WHAT THIS TASK INVOLVES >> The listing must be reproduced in full, exactly as it stands.

# # # # # # #

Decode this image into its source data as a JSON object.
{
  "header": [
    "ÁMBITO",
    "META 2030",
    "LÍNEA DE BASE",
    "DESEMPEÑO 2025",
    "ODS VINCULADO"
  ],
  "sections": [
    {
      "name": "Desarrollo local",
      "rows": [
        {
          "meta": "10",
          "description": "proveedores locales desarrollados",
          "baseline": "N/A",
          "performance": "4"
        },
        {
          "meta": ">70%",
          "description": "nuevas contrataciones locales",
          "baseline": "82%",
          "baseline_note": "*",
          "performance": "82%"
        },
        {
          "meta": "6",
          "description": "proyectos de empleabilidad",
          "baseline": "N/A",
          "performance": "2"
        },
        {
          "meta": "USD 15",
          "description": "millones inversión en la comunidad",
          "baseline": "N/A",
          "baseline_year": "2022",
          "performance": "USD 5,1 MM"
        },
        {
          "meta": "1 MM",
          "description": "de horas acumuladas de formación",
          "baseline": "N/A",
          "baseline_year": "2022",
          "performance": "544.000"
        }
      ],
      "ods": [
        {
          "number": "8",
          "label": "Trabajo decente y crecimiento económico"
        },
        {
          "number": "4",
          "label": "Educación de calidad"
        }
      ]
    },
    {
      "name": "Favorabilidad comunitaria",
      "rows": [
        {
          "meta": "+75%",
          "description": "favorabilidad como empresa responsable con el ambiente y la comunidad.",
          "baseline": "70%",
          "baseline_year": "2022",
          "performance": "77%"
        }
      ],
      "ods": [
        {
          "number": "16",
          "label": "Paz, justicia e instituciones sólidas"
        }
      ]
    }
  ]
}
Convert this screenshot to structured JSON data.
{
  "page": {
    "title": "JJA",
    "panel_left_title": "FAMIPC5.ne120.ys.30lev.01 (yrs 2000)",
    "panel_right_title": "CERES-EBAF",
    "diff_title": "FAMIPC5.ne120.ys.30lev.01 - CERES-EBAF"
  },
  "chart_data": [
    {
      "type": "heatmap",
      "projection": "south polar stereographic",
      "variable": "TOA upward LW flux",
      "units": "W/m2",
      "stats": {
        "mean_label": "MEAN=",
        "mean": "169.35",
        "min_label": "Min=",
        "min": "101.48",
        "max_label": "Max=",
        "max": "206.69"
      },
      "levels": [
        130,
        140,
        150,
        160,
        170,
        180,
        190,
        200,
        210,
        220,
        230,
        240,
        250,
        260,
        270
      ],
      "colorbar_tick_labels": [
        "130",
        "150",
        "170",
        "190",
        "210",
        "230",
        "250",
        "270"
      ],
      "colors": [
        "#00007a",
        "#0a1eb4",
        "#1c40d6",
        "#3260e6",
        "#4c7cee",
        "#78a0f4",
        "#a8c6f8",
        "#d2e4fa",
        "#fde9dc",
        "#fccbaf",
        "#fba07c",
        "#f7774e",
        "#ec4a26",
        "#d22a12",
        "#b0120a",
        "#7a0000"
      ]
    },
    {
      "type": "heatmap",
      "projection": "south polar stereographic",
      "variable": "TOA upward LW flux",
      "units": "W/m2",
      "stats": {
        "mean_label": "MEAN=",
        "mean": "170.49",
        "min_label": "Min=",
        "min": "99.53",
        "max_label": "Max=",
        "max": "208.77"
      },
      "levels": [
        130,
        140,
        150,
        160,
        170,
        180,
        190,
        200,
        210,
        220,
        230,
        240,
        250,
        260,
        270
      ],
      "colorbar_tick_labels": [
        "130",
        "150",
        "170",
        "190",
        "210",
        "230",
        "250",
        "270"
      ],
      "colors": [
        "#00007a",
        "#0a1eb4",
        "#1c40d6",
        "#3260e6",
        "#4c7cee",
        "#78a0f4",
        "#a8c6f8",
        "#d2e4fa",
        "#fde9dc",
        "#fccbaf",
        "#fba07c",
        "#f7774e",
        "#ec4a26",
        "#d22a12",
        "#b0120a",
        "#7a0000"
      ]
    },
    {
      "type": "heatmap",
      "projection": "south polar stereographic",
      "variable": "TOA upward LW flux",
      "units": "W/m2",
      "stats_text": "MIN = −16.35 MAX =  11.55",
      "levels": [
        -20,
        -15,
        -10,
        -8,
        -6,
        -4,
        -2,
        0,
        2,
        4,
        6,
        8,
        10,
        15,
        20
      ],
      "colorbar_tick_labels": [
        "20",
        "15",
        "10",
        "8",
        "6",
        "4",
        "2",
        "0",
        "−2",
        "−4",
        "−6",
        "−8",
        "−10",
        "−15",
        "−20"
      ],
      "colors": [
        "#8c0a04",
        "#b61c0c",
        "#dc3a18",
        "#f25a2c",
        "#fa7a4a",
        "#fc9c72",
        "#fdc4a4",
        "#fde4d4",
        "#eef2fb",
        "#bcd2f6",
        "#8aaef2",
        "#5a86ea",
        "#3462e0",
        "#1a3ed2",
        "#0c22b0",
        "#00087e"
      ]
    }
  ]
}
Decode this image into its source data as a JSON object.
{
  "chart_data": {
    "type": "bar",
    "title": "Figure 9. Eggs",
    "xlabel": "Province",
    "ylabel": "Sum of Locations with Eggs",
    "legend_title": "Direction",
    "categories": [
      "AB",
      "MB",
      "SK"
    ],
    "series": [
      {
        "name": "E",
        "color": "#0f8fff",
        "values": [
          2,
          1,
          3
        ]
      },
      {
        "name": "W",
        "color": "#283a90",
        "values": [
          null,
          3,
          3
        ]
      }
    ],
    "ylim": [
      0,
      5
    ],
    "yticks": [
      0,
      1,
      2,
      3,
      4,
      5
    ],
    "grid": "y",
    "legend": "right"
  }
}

# # # # # # #

THE ANSWER >>
Decode this image into its source data as a JSON object.
{
  "header": [
    "ÁMBITO",
    "META 2030",
    "LÍNEA DE BASE",
    "DESEMPEÑO 2025",
    "ODS VINCULADO"
  ],
  "sections": [
    {
      "name": "Desarrollo local",
      "rows": [
        {
          "meta": "10",
          "description": "proveedores locales desarrollados",
          "baseline": "N/A",
          "performance": "4"
        },
        {
          "meta": ">70%",
          "description": "nuevas contrataciones locales",
          "baseline": "82%",
          "baseline_note": "*",
          "performance": "82%"
        },
        {
          "meta": "6",
          "description": "proyectos de empleabilidad",
          "baseline": "N/A",
          "performance": "2"
        },
        {
          "meta": "USD 15",
          "description": "millones inversión en la comunidad",
          "baseline": "N/A",
          "baseline_year": "2022",
          "performance": "USD 5,1 MM"
        },
        {
          "meta": "1 MM",
          "description": "de horas acumuladas de formación",
          "baseline": "N/A",
          "baseline_year": "2022",
          "performance": "544.000"
        }
      ],
      "ods": [
        {
          "number": "8",
          "label": "Trabajo decente y crecimiento económico"
        },
        {
          "number": "4",
          "label": "Educación de calidad"
        }
      ]
    },
    {
      "name": "Favorabilidad comunitaria",
      "rows": [
        {
          "meta": "+75%",
          "description": "favorabilidad como empresa responsable con el ambiente y la comunidad.",
          "baseline": "70%",
          "baseline_year": "2022",
          "performance": "77%"
        }
      ],
      "ods": [
        {
          "number": "16",
          "label": "Paz, justicia e instituciones sólidas"
        }
      ]
    }
  ]
}
Convert this screenshot to structured JSON data.
{
  "page": {
    "title": "JJA",
    "panel_left_title": "FAMIPC5.ne120.ys.30lev.01 (yrs 2000)",
    "panel_right_title": "CERES-EBAF",
    "diff_title": "FAMIPC5.ne120.ys.30lev.01 - CERES-EBAF"
  },
  "chart_data": [
    {
      "type": "heatmap",
      "projection": "south polar stereographic",
      "variable": "TOA upward LW flux",
      "units": "W/m2",
      "stats": {
        "mean_label": "MEAN=",
        "mean": "169.35",
        "min_label": "Min=",
        "min": "101.48",
        "max_label": "Max=",
        "max": "206.69"
      },
      "levels": [
        130,
        140,
        150,
        160,
        170,
        180,
        190,
        200,
        210,
        220,
        230,
        240,
        250,
        260,
        270
      ],
      "colorbar_tick_labels": [
        "130",
        "150",
        "170",
        "190",
        "210",
        "230",
        "250",
        "270"
      ],
      "colors": [
        "#00007a",
        "#0a1eb4",
        "#1c40d6",
        "#3260e6",
        "#4c7cee",
        "#78a0f4",
        "#a8c6f8",
        "#d2e4fa",
        "#fde9dc",
        "#fccbaf",
        "#fba07c",
        "#f7774e",
        "#ec4a26",
        "#d22a12",
        "#b0120a",
        "#7a0000"
      ]
    },
    {
      "type": "heatmap",
      "projection": "south polar stereographic",
      "variable": "TOA upward LW flux",
      "units": "W/m2",
      "stats": {
        "mean_label": "MEAN=",
        "mean": "170.49",
        "min_label": "Min=",
        "min": "99.53",
        "max_label": "Max=",
        "max": "208.77"
      },
      "levels": [
        130,
        140,
        150,
        160,
        170,
        180,
        190,
        200,
        210,
        220,
        230,
        240,
        250,
        260,
        270
      ],
      "colorbar_tick_labels": [
        "130",
        "150",
        "170",
        "190",
        "210",
        "230",
        "250",
        "270"
      ],
      "colors": [
        "#00007a",
        "#0a1eb4",
        "#1c40d6",
        "#3260e6",
        "#4c7cee",
        "#78a0f4",
        "#a8c6f8",
        "#d2e4fa",
        "#fde9dc",
        "#fccbaf",
        "#fba07c",
        "#f7774e",
        "#ec4a26",
        "#d22a12",
        "#b0120a",
        "#7a0000"
      ]
    },
    {
      "type": "heatmap",
      "projection": "south polar stereographic",
      "variable": "TOA upward LW flux",
      "units": "W/m2",
      "stats_text": "MIN = −16.35 MAX =  11.55",
      "levels": [
        -20,
        -15,
        -10,
        -8,
        -6,
        -4,
        -2,
        0,
        2,
        4,
        6,
        8,
        10,
        15,
        20
      ],
      "colorbar_tick_labels": [
        "20",
        "15",
        "10",
        "8",
        "6",
        "4",
        "2",
        "0",
        "−2",
        "−4",
        "−6",
        "−8",
        "−10",
        "−15",
        "−20"
      ],
      "colors": [
        "#8c0a04",
        "#b61c0c",
        "#dc3a18",
        "#f25a2c",
        "#fa7a4a",
        "#fc9c72",
        "#fdc4a4",
        "#fde4d4",
        "#eef2fb",
        "#bcd2f6",
        "#8aaef2",
        "#5a86ea",
        "#3462e0",
        "#1a3ed2",
        "#0c22b0",
        "#00087e"
      ]
    }
  ]
}
Decode this image into its source data as a JSON object.
{
  "chart_data": {
    "type": "bar",
    "title": "Figure 9. Eggs",
    "xlabel": "Province",
    "ylabel": "Sum of Locations with Eggs",
    "legend_title": "Direction",
    "categories": [
      "AB",
      "MB",
      "SK"
    ],
    "series": [
      {
        "name": "E",
        "color": "#0f8fff",
        "values": [
          2,
          1,
          3
        ]
      },
      {
        "name": "W",
        "color": "#283a90",
        "values": [
          null,
          3,
          3
        ]
      }
    ],
    "ylim": [
      0,
      5
    ],
    "yticks": [
      0,
      1,
      2,
      3,
      4,
      5
    ],
    "grid": "y",
    "legend": "right"
  }
}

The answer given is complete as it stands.